• _SOURCE TEXT_:
The major new product on show from Tait Communications at Critical Communications World 2015 was its UnifyVoice solution, which enables users to seamlessly communicate over any available LMR, cellular or Wi-Fi network.
UnifyVoice enables more effective and efficient communications by integrating and providing the benefits of both push-to-talk (PTT) over cellular and LMR (land mobile radio). This enables end users in the office or out in the field to benefit from seamless mobile communications.
Jamie Bishop, marketing manager for EMEA region at Tait, told Wireless: ‘Mobile phone or tablet users just need to download a PTT app - both Android and iOS versions are available.’ He added that it is also available for secure Android, so it can be used on ruggedized Android devices too.
‘To set up a PTT call between smartphones you just click on a person’s name (or call group) and the PTT operates. The PTT application also supports the capability to map the users’ location, so as an alternative you can see a colleague’s location on a map and by clicking on their icon it opens the PTT call. You can also programme an external function key on the phone to act as a PTT button,’ explained Bishop.
The UnifyVoice unit on display at CCW is a base station (which would normally be housed in a rack) with a router to provide a wireless connection to the internet (or more normally a fixed connection to the internet). It has a gateway inside which interconnects a DMR or P25 network to the PTToC network, allowing the call from the smartphone to be transmitted over the 3G or 4G network to the PTToC server, and then passed back to the base station to reach the two-way radio terminal.
A key innovation within Tait UnifyVoice is the remote SmartMicrophone (pictured below), which provides LMR users with a familiar interface, and all they need to do is push the PTT and talk as the system automatically determines what network is available. The SmartMicrophone is tethered to the LMR radio and connects by Bluetooth wireless to a smartphone to obtain cellular or Wi-Fi network access. Using the PTT button on the IP67 certified mic, the user can talk over the narrowband system to another two-way radio – or he can talk via the PTT server to a smartphone.
Where this is particular useful is when the radio user with the connected hand mic goes outside of the DMR radio area he gets coverage extension on cellular via the Bluetooth connection between the mic and the smartphone. The call hands over to the cellular system seamlessly without dropping.

• _RECORDED INFORMATION_:
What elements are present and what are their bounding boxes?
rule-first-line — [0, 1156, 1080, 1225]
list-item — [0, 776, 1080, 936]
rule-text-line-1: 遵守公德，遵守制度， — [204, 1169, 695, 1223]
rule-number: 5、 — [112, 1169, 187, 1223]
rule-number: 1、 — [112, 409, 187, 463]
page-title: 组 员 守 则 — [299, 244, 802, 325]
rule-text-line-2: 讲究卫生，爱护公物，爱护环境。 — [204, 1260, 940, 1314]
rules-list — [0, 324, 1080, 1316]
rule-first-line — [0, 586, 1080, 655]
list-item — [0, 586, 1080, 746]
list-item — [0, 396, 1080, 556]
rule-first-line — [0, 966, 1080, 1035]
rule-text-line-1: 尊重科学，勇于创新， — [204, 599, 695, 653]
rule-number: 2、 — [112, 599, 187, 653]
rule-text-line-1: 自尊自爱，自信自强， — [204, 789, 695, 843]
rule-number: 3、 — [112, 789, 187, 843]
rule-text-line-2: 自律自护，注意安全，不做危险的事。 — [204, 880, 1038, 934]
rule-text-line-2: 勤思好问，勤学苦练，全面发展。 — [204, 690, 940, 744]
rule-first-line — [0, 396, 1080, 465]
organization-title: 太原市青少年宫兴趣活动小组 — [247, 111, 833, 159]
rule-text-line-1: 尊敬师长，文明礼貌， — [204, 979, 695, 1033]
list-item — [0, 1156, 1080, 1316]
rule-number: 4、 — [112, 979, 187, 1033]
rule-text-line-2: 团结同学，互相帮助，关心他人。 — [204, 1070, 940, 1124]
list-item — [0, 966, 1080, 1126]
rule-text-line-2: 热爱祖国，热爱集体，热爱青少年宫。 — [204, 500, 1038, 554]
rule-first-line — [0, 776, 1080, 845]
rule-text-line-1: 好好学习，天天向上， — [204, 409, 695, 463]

• _ASSIGNED TASK 1_: According to the article on Tait UnifyVoice, what certification does the SmartMicrophone have?
• _ASSIGNED TASK 2_: Continue the article on Tait UnifyVoice from where it stops.

• _RESPONSE BOX 1_: It is IP67 certified.

• _RESPONSE BOX 2_:
In short, the two-way radio terminal roams onto the cellular network, which is very handy when the users moves beyond the private DMR coverage area or goes inside a building where public cellular coverage, or Wi-Fi, is available.
‘The other difference to just having a normal mic is that encryption is maintained between LMR radios irrespective of whether the call is carried via the LMR, cellular or Wi-Fi network. Also calls within the PTToC system are also AES encrypted. So, if it is a call between a two-way radio and smartphones, the call remains encrypted throughout the LMR network, is unencrypted at the gateway and then re-encrypted using AES to travel through the PTToc system to the Smartphones,’ explained Bishop.
‘UnifyVoice is very useful in places like airport where there are two or more networks, or where you only have two channels available,’ he continued. ‘You can send most private calls over the cellular or Wi-Fi system and reserve the LMR system for higher priority radio to radio communications.’
Bishop added that it is the middleware in the radio that decides what bearer is used at what time, as this is completely customisable through policy settings.
He also said that Tait’s ATEX DMR radio should be available in September, as it is in certification testing now. Its TP9310 analogue conventional/DMR Tier 2 entry level hand portable is due out in July. It has no display or keypad and comes with a simplified interface. It will be available in Tait’s full colour range.